**Problems to solve**
(a) Rewrite the stretch of the Charlotte trip post from "Guy Fieri visited" through "town end, too.", changing "airport" to "train station".
(b) Pick up the Charlotte trip post after its last sentence and keep writing it.

I don't know who this belongs to, either. I didn't see until I got it up on the "big screen" that someone drilled through to neatly get at each seed.





Counterpoint to the extreme shagginess.

This has its own appeal. Love how every little difference is magnified by the otherwise-smoothness.









Across the street from the aquatic center (to the east) is a parking lot. The 14th was the first time we walked all the way through the parking lot to discover the very nice park directly east of the parking lot.

We won't be seeing any of these, here in A2, for a long time.





Leaves fall off the trees, in Charlotte, but its "winter" isn't like Michigan's!





It's not usual to find nice clean tree silhouettes in urban settings.









What a pleasant place to spend a little time!





At this point we got a phone call, saying it was time for lunch.

We took our swimmer, and the two girls with whom she shared a room in Charlotte, and went in search of food. I had done some hunting down of restaurants and directions before we left home.

Guy Fieri visited Charlotte for his Food Network show "Diners, Drive-Ins, and Dives," and went to Bar-B-Q King. The girls decided that they had to go there, so we worked on getting there. We knew where the road was, but getting ON that road is oddly difficult. We take that road into town from the airport, and have trouble finding it, and we had trouble finding it at the town end, too.

Strange, because it's a big road..............

Poor girls; we drove them all over the place. But we finally found it.

**Data extracts**

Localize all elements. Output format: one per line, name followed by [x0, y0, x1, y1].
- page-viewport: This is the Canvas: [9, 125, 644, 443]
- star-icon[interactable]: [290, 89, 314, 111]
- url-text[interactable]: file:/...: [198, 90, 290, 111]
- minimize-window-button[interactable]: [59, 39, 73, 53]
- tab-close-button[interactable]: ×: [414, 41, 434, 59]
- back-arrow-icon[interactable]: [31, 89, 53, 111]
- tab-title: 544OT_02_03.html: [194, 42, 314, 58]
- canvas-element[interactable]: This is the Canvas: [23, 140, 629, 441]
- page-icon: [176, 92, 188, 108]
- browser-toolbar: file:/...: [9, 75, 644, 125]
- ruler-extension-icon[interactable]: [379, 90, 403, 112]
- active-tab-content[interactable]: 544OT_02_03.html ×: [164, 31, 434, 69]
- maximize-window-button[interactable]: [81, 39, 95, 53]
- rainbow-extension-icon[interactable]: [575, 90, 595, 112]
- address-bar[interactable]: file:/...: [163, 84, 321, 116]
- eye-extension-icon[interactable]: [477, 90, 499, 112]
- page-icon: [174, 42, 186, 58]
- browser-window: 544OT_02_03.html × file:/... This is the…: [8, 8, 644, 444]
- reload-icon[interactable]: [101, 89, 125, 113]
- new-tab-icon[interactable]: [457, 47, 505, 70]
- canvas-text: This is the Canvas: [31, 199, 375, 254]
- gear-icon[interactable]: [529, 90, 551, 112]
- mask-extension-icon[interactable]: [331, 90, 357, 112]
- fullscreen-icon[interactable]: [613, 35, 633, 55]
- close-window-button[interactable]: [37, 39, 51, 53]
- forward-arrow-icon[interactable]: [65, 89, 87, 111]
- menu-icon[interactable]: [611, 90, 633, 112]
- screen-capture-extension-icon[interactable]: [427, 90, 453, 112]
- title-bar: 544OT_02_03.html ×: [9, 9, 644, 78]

**Set of answers**
(a)
Guy Fieri visited Charlotte for his Food Network show "Diners, Drive-Ins, and Dives," and went to Bar-B-Q King. The girls decided that they had to go there, so we worked on getting there. We knew where the road was, but getting ON that road is oddly difficult. We take that road into town from the train station, and have trouble finding it, and we had trouble finding it at the town end, too.

(b)
It is really a drive-in, which none of the girls had seen before. We made up our minds from the little billboard menu thing by the car, pushed the button on the box, gave our order, and a nice man brought out trays and trays of barbecue, onion rings, pie, drinks..........

Eating in the car was tight -- we were glad to have all those trays.

It wasn't the best food I've ever had, but it wasn't bad, and it was certainly an Adventure.



That night there was Senior Recognition before the meet started. There were a lot of seniors. It is rare for our daughter's team to have more than a couple of seniors. The class of '09 actually has more girls than they began with -- two transferred in and only one of the original five quit swimming.

I've been telling you how far away our girls were from spectators -- I was standing on the edge of the pool to take this pic. The boys in white you see behind our seniors are on bleachers just like the ones our girls used during the meet (and are beside the ones our girls used). Eight lanes of pool, between us and them. The pool deck was behind me as I took this pic, and the spectator bleachers are behind that, and up. Pretty far away from the swimmers.





In addition to the distance, and the backlighting, I think I must have had the camera on a weird setting just then. Nearly all of the pics I took were quite worthless. Very blurry and odd -- as though I had it on some sort of long-exposure setting. [annoyed sigh!]

For this purpose the pic is fine (faces decently obscure), and I like the reflection.....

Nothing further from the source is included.